Text segment.
[Start of section]

“(b) This section shall not require an insurer to submit to the bureau the information specified in subdivision (a) in either of the following:
“(1) The insurer’s initial investigation indicated a potentially fraudulent claim but which further investigation revealed not to be fraudulent.
“(2) The insurer and the claimant have reached agreement as to the amount of the claim and the insurer does not have reasonable grounds to believe the claim to be fraudulent.
“(c) Nothing contained in this article shall relieve an insurer of its existing obligations to also report suspected violations of law to appropriate local law enforcement agencies.
“(d) Any police, sheriff or other law enforcement agency shall furnish all papers, documents, reports, complaints, or other facts or evidence to the Bureau of Fraudulent Claims, when so requested, and shall otherwise assist and cooperate with the bureau.”
?FN 5. Section 12993 provides: “No insurer, or the employees or agents of any insurer, shall be subject to civil liability for libel, slander or any other relevant tort cause of action by virtue of the filing of reports, without malice, or furnishing other information, without malice, required by this article or required by the commissioner under the authority granted in this article.”
?FN 6. The insurer claims that its report is absolutely privileged under Civil Code section 47, subdivision 2 as a communication made in an official proceeding authorized by law and that the only action which can be maintained based on its report is an action for malicious prosecution. (See Hogen v. Valley Hospital (1983) 147 Cal.App.3d 119, 122-123 [195 Cal.Rptr. 5]; Stanwyck v. Horne (1983) 146 Cal.App.3d 450, 457-459 [194 Cal.Rptr. 228].) However, if the report was absolutely privileged under section 47, Insurance Code section 12993 providing a conditional privilege for the reports would serve no useful purpose. The special provision granting only a conditional privilege for the reports must prevail over the general provision granting an absolute privilege.

[End of section]

Activity.
Pick up the legal text on insurer fraud reporting right after its final sentence and continue it. The records that follow are separate material, unrelated to the legal text on insurer fraud reporting.

Information given.
[Start of section]

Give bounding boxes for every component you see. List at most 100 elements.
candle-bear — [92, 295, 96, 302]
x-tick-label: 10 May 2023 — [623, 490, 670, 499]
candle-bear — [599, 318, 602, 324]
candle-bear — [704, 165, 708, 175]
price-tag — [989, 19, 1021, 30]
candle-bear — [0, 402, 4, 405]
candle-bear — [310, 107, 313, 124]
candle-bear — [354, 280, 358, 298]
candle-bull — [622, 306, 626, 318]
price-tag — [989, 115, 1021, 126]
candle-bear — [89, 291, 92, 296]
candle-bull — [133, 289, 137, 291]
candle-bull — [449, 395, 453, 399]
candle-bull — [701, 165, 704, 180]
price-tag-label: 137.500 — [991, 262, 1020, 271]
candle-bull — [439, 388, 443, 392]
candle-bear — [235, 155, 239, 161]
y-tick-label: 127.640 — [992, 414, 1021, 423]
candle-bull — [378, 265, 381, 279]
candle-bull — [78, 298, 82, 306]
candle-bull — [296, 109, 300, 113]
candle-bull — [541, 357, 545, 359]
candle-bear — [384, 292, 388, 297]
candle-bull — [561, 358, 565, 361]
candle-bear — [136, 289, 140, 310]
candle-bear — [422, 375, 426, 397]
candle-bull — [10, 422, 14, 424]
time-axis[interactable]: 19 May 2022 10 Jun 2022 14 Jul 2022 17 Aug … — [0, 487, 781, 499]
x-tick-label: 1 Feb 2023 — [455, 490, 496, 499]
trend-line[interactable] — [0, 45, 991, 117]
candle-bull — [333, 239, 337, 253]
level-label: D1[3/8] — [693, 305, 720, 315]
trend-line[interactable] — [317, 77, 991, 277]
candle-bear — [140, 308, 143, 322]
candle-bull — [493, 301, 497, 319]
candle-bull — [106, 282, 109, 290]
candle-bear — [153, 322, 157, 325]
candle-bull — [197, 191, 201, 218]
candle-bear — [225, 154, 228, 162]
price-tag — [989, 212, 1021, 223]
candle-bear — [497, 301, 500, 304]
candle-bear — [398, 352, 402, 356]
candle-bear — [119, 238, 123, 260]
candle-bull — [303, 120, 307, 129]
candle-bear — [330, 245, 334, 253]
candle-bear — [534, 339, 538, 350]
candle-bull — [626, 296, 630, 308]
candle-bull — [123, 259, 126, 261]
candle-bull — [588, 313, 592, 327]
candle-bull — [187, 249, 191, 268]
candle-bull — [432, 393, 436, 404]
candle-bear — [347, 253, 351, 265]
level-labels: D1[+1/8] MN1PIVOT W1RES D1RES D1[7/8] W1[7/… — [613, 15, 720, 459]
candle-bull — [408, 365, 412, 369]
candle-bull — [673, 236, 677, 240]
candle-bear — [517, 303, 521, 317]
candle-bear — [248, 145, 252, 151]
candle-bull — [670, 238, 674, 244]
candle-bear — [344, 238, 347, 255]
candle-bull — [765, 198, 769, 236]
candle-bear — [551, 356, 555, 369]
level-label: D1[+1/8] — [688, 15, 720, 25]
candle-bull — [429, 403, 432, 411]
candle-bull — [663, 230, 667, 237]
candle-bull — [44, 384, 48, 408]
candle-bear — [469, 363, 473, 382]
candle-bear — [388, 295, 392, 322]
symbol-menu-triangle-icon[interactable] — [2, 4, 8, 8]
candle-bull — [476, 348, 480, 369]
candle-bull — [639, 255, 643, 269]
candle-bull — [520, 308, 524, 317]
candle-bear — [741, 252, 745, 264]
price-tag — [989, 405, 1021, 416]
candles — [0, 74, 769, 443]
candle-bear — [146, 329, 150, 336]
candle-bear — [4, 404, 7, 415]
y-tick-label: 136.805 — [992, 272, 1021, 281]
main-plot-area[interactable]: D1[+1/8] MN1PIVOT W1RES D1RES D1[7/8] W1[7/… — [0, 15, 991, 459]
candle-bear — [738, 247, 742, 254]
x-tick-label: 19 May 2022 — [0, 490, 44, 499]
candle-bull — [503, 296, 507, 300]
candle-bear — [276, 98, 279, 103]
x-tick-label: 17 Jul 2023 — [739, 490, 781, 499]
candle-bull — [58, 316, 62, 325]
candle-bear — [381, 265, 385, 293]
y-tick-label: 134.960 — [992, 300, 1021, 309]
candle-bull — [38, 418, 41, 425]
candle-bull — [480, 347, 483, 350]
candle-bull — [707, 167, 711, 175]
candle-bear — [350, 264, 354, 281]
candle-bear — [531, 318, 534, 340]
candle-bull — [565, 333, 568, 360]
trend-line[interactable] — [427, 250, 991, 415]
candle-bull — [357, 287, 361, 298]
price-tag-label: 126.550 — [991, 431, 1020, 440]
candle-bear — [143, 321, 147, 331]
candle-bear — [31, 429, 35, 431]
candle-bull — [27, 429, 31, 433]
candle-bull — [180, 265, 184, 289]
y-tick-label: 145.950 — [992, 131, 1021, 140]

[End of section]

Output below.
?FN 1. Although the majority opinion refers to conduct of the insurer which occurred “after the dismissal of the criminal charges,” it would appear that the jury — in passing on the breach-of-the-covenant-of-good-faith question — could properly consider both pre and postdismissal conduct of the insurer that was not a part of the activity to which section 12993’s privilege attaches.
?FN 2. Contrary to the majority’s suggestion, I do not think we can properly affirm the judgment “insofar as it awards plaintiff $8,771.” (Ante, p. 220.) As the majority’s statement of facts indicates (ante, p. 214), at the beginning of trial plaintiff dismissed his breach of contract claim; as a consequence, the jury was not instructed on breach of contract — as contrasted with breach of the covenant of good faith and fair dealing — principles. Thus, if the $8,771 award is to be sustained, it can only be upheld as a proper portion of the damages obtainable for the insurer’s breach of the covenant. Because the jury has not yet determined whether the insurer’s nonprivileged conduct amounted to a breach of the covenant, however, we cannot affirm any damages that were predicated on such a breach.